>> begin ENTRIES SHOWN

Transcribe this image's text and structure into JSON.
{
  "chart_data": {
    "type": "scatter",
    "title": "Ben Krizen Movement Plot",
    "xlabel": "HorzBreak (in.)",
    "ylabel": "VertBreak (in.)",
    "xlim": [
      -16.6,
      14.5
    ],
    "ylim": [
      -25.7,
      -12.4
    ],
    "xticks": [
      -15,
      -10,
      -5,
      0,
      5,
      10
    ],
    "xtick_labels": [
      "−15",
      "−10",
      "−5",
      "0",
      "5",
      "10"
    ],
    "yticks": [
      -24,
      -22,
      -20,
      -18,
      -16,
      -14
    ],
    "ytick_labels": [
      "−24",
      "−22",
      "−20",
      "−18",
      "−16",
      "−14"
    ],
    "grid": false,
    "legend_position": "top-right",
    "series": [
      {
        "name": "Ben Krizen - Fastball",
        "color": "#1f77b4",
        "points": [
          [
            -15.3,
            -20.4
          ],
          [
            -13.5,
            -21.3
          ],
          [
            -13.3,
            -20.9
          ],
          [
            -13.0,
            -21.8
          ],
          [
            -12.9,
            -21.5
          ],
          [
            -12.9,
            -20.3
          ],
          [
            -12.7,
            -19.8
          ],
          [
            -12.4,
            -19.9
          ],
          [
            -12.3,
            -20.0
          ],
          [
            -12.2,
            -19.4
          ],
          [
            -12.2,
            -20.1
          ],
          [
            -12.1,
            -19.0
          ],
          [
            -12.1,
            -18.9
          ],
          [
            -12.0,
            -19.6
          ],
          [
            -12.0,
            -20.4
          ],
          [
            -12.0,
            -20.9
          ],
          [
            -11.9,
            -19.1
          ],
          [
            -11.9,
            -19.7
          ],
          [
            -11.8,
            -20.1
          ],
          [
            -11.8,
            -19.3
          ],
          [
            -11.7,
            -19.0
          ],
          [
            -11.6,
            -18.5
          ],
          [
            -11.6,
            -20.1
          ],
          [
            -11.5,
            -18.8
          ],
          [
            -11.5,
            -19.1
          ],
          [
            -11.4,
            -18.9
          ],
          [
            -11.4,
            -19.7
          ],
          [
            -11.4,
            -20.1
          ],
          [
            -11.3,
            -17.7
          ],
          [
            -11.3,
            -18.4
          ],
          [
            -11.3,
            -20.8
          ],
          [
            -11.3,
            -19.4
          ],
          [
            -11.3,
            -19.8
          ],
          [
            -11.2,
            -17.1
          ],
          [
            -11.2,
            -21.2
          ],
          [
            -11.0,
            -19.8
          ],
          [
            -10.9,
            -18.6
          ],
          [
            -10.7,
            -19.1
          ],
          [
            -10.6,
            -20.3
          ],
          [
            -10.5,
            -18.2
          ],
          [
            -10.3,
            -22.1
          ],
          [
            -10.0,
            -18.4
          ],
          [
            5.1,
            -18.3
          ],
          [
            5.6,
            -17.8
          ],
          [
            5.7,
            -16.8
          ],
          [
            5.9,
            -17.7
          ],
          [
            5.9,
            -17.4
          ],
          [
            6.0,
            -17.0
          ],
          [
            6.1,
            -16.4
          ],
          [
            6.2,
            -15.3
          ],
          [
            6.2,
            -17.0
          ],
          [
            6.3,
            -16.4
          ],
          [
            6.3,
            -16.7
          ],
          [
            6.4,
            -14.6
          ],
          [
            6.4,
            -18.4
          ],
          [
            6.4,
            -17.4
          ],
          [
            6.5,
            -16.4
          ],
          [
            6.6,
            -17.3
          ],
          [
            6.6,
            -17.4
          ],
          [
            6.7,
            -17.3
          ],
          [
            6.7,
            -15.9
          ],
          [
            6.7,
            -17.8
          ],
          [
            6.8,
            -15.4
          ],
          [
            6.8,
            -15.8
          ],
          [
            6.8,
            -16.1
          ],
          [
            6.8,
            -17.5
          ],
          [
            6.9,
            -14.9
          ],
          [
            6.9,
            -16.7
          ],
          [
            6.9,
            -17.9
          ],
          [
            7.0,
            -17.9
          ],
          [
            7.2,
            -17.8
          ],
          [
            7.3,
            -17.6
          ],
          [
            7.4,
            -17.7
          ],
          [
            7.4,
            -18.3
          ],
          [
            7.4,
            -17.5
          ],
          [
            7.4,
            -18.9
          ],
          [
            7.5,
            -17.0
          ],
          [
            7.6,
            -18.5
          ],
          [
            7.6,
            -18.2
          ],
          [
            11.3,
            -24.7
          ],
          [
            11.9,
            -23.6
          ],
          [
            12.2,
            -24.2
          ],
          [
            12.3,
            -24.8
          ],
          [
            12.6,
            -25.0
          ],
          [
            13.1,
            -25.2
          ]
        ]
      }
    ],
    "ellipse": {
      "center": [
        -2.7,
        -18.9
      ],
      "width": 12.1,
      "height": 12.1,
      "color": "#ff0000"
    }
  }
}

>> end ENTRIES SHOWN

DESCRIPTION OF THE TASK: Tally the lines of the material above that contain the word "Krizen" and report the total alone.

COMPLETED TASK: 2